## BEGIN THE RECORDS

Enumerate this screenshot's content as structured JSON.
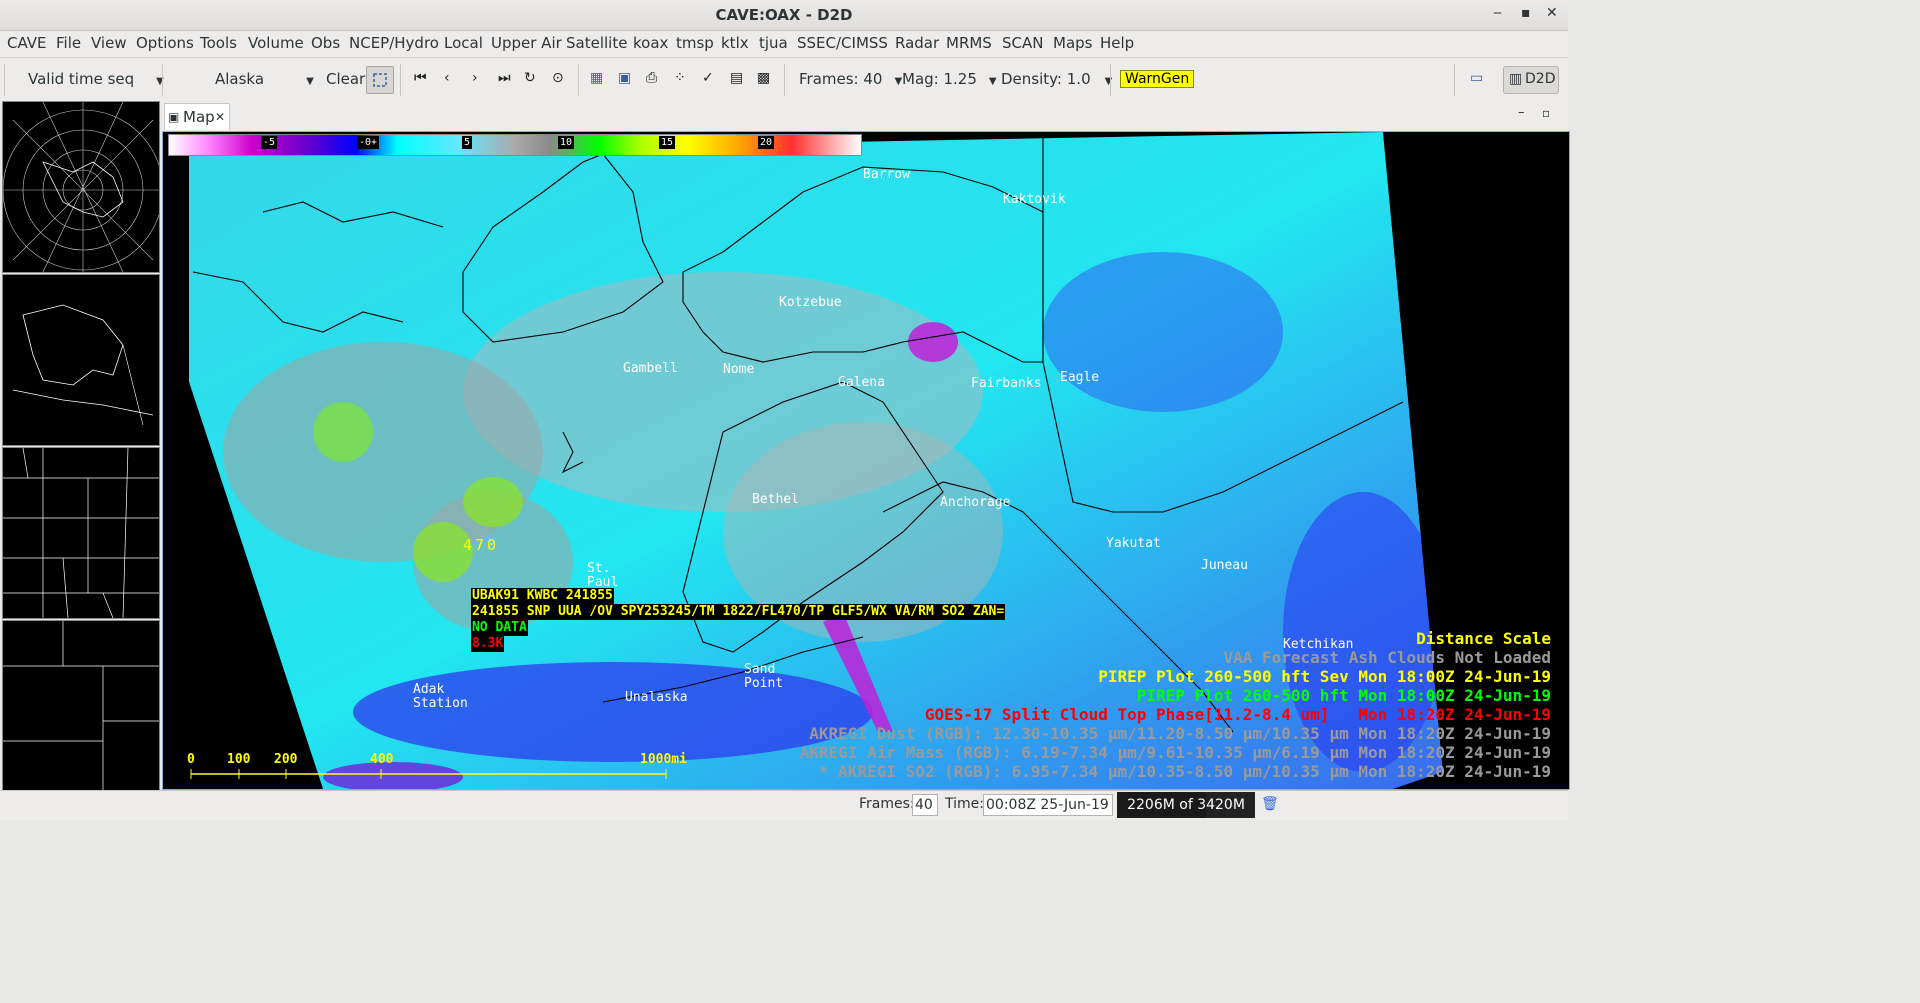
{
  "window": {
    "title": "CAVE:OAX - D2D",
    "minimize": "▪",
    "maximize": "▪",
    "close": "✕"
  },
  "menu": [
    "CAVE",
    "File",
    "View",
    "Options",
    "Tools",
    "Volume",
    "Obs",
    "NCEP/Hydro",
    "Local",
    "Upper Air",
    "Satellite",
    "koax",
    "tmsp",
    "ktlx",
    "tjua",
    "SSEC/CIMSS",
    "Radar",
    "MRMS",
    "SCAN",
    "Maps",
    "Help"
  ],
  "toolbar": {
    "time_mode": "Valid time seq",
    "scale": "Alaska",
    "clear": "Clear",
    "frames": "Frames: 40",
    "mag": "Mag: 1.25",
    "density": "Density: 1.0",
    "warngen": "WarnGen",
    "perspective": "D2D"
  },
  "map_tab": {
    "label": "Map"
  },
  "colorbar": {
    "ticks": [
      "-5",
      "-0+",
      "5",
      "10",
      "15",
      "20"
    ]
  },
  "cities": [
    "Barrow",
    "Kaktovik",
    "Kotzebue",
    "Gambell",
    "Nome",
    "Galena",
    "Fairbanks",
    "Eagle",
    "Bethel",
    "Anchorage",
    "Yakutat",
    "Juneau",
    "St.\nPaul",
    "Sand\nPoint",
    "Unalaska",
    "Adak\nStation",
    "Ketchikan"
  ],
  "pirep": {
    "line1": "UBAK91 KWBC 241855",
    "line2": "241855 SNP UUA /OV SPY253245/TM 1822/FL470/TP GLF5/WX VA/RM SO2 ZAN=",
    "line3": "NO DATA",
    "line4": "8.3K",
    "marker": "470"
  },
  "scale": {
    "ticks": [
      "0",
      "100",
      "200",
      "400",
      "1000mi"
    ]
  },
  "legend": [
    {
      "text": "Distance Scale",
      "color": "#ffff00"
    },
    {
      "text": "VAA Forecast Ash Clouds Not Loaded",
      "color": "#9a9a9a"
    },
    {
      "text": "PIREP Plot 260-500 hft Sev Mon 18:00Z 24-Jun-19",
      "color": "#ffff00"
    },
    {
      "text": "PIREP Plot 260-500 hft Mon 18:00Z 24-Jun-19",
      "color": "#00ff00"
    },
    {
      "text": "GOES-17 Split Cloud Top Phase[11.2-8.4 um]   Mon 18:20Z 24-Jun-19",
      "color": "#ff0000"
    },
    {
      "text": "AKREGI Dust (RGB): 12.30-10.35 µm/11.20-8.50 µm/10.35 µm Mon 18:20Z 24-Jun-19",
      "color": "#9a9a9a"
    },
    {
      "text": "AKREGI Air Mass (RGB): 6.19-7.34 µm/9.61-10.35 µm/6.19 µm Mon 18:20Z 24-Jun-19",
      "color": "#9a9a9a"
    },
    {
      "text": "* AKREGI SO2 (RGB): 6.95-7.34 µm/10.35-8.50 µm/10.35 µm Mon 18:20Z 24-Jun-19",
      "color": "#9a9a9a"
    }
  ],
  "status": {
    "frames_label": "Frames:",
    "frames_value": "40",
    "time_label": "Time:",
    "time_value": "00:08Z 25-Jun-19",
    "memory": "2206M of 3420M",
    "memory_fraction": 0.645
  }
}
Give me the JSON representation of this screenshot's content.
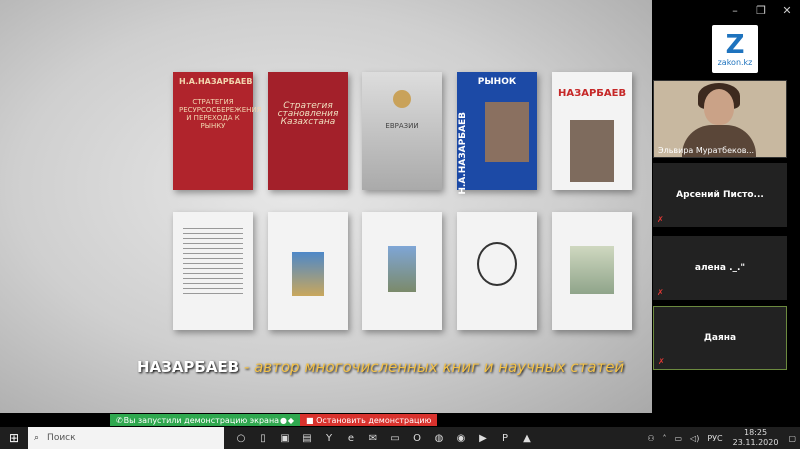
{
  "window": {
    "minimize": "–",
    "restore": "❐",
    "close": "✕"
  },
  "logo": {
    "letter": "Z",
    "site": "zakon.kz"
  },
  "books_row1": [
    {
      "title": "Н.А.НАЗАРБАЕВ",
      "subtitle": "СТРАТЕГИЯ РЕСУРСОСБЕРЕЖЕНИЯ И ПЕРЕХОДА К РЫНКУ",
      "style": "red"
    },
    {
      "title": "",
      "subtitle": "Стратегия становления Казахстана",
      "style": "red2"
    },
    {
      "title": "",
      "subtitle": "ЕВРАЗИИ",
      "style": "whitebk"
    },
    {
      "title": "РЫНОК",
      "subtitle": "Н.А.НАЗАРБАЕВ",
      "style": "blue"
    },
    {
      "title": "НАЗАРБАЕВ",
      "subtitle": "",
      "style": "whitebk"
    }
  ],
  "books_row2": [
    {
      "title": "",
      "subtitle": "",
      "style": "whitebk"
    },
    {
      "title": "",
      "subtitle": "",
      "style": "whitebk"
    },
    {
      "title": "",
      "subtitle": "",
      "style": "whitebk"
    },
    {
      "title": "",
      "subtitle": "",
      "style": "whitebk"
    },
    {
      "title": "",
      "subtitle": "",
      "style": "whitebk"
    }
  ],
  "caption": {
    "bold": "НАЗАРБАЕВ",
    "rest": " - автор многочисленных книг и научных статей"
  },
  "participants": {
    "video_name": "Эльвира Муратбеков...",
    "tile1": "Арсений  Писто...",
    "tile2": "алена ._.\"",
    "tile3": "Даяна"
  },
  "share": {
    "status": "Вы запустили демонстрацию экрана",
    "stop": "Остановить демонстрацию"
  },
  "taskbar": {
    "search_placeholder": "Поиск",
    "lang": "РУС",
    "time": "18:25",
    "date": "23.11.2020"
  }
}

## END THE RECORDS

GIVEN EXERCISE: Set down all the data again exactly as above, pictures excluded.

COMPLETED TASK:
Enumerate this screenshot's content as structured JSON.
{
  "window": {
    "title": "CAVE:OAX - D2D",
    "minimize": "▪",
    "maximize": "▪",
    "close": "✕"
  },
  "menu": [
    "CAVE",
    "File",
    "View",
    "Options",
    "Tools",
    "Volume",
    "Obs",
    "NCEP/Hydro",
    "Local",
    "Upper Air",
    "Satellite",
    "koax",
    "tmsp",
    "ktlx",
    "tjua",
    "SSEC/CIMSS",
    "Radar",
    "MRMS",
    "SCAN",
    "Maps",
    "Help"
  ],
  "toolbar": {
    "time_mode": "Valid time seq",
    "scale": "Alaska",
    "clear": "Clear",
    "frames": "Frames: 40",
    "mag": "Mag: 1.25",
    "density": "Density: 1.0",
    "warngen": "WarnGen",
    "perspective": "D2D"
  },
  "map_tab": {
    "label": "Map"
  },
  "colorbar": {
    "ticks": [
      "-5",
      "-0+",
      "5",
      "10",
      "15",
      "20"
    ]
  },
  "cities": [
    "Barrow",
    "Kaktovik",
    "Kotzebue",
    "Gambell",
    "Nome",
    "Galena",
    "Fairbanks",
    "Eagle",
    "Bethel",
    "Anchorage",
    "Yakutat",
    "Juneau",
    "St.\nPaul",
    "Sand\nPoint",
    "Unalaska",
    "Adak\nStation",
    "Ketchikan"
  ],
  "pirep": {
    "line1": "UBAK91 KWBC 241855",
    "line2": "241855 SNP UUA /OV SPY253245/TM 1822/FL470/TP GLF5/WX VA/RM SO2 ZAN=",
    "line3": "NO DATA",
    "line4": "8.3K",
    "marker": "470"
  },
  "scale": {
    "ticks": [
      "0",
      "100",
      "200",
      "400",
      "1000mi"
    ]
  },
  "legend": [
    {
      "text": "Distance Scale",
      "color": "#ffff00"
    },
    {
      "text": "VAA Forecast Ash Clouds Not Loaded",
      "color": "#9a9a9a"
    },
    {
      "text": "PIREP Plot 260-500 hft Sev Mon 18:00Z 24-Jun-19",
      "color": "#ffff00"
    },
    {
      "text": "PIREP Plot 260-500 hft Mon 18:00Z 24-Jun-19",
      "color": "#00ff00"
    },
    {
      "text": "GOES-17 Split Cloud Top Phase[11.2-8.4 um]   Mon 18:20Z 24-Jun-19",
      "color": "#ff0000"
    },
    {
      "text": "AKREGI Dust (RGB): 12.30-10.35 µm/11.20-8.50 µm/10.35 µm Mon 18:20Z 24-Jun-19",
      "color": "#9a9a9a"
    },
    {
      "text": "AKREGI Air Mass (RGB): 6.19-7.34 µm/9.61-10.35 µm/6.19 µm Mon 18:20Z 24-Jun-19",
      "color": "#9a9a9a"
    },
    {
      "text": "* AKREGI SO2 (RGB): 6.95-7.34 µm/10.35-8.50 µm/10.35 µm Mon 18:20Z 24-Jun-19",
      "color": "#9a9a9a"
    }
  ],
  "status": {
    "frames_label": "Frames:",
    "frames_value": "40",
    "time_label": "Time:",
    "time_value": "00:08Z 25-Jun-19",
    "memory": "2206M of 3420M",
    "memory_fraction": 0.645
  }
}
Give me the JSON representation of this screenshot's content.
{
  "window": {
    "minimize": "–",
    "restore": "❐",
    "close": "✕"
  },
  "logo": {
    "letter": "Z",
    "site": "zakon.kz"
  },
  "books_row1": [
    {
      "title": "Н.А.НАЗАРБАЕВ",
      "subtitle": "СТРАТЕГИЯ РЕСУРСОСБЕРЕЖЕНИЯ И ПЕРЕХОДА К РЫНКУ",
      "style": "red"
    },
    {
      "title": "",
      "subtitle": "Стратегия становления Казахстана",
      "style": "red2"
    },
    {
      "title": "",
      "subtitle": "ЕВРАЗИИ",
      "style": "whitebk"
    },
    {
      "title": "РЫНОК",
      "subtitle": "Н.А.НАЗАРБАЕВ",
      "style": "blue"
    },
    {
      "title": "НАЗАРБАЕВ",
      "subtitle": "",
      "style": "whitebk"
    }
  ],
  "books_row2": [
    {
      "title": "",
      "subtitle": "",
      "style": "whitebk"
    },
    {
      "title": "",
      "subtitle": "",
      "style": "whitebk"
    },
    {
      "title": "",
      "subtitle": "",
      "style": "whitebk"
    },
    {
      "title": "",
      "subtitle": "",
      "style": "whitebk"
    },
    {
      "title": "",
      "subtitle": "",
      "style": "whitebk"
    }
  ],
  "caption": {
    "bold": "НАЗАРБАЕВ",
    "rest": " - автор многочисленных книг и научных статей"
  },
  "participants": {
    "video_name": "Эльвира Муратбеков...",
    "tile1": "Арсений  Писто...",
    "tile2": "алена ._.\"",
    "tile3": "Даяна"
  },
  "share": {
    "status": "Вы запустили демонстрацию экрана",
    "stop": "Остановить демонстрацию"
  },
  "taskbar": {
    "search_placeholder": "Поиск",
    "lang": "РУС",
    "time": "18:25",
    "date": "23.11.2020"
  }
}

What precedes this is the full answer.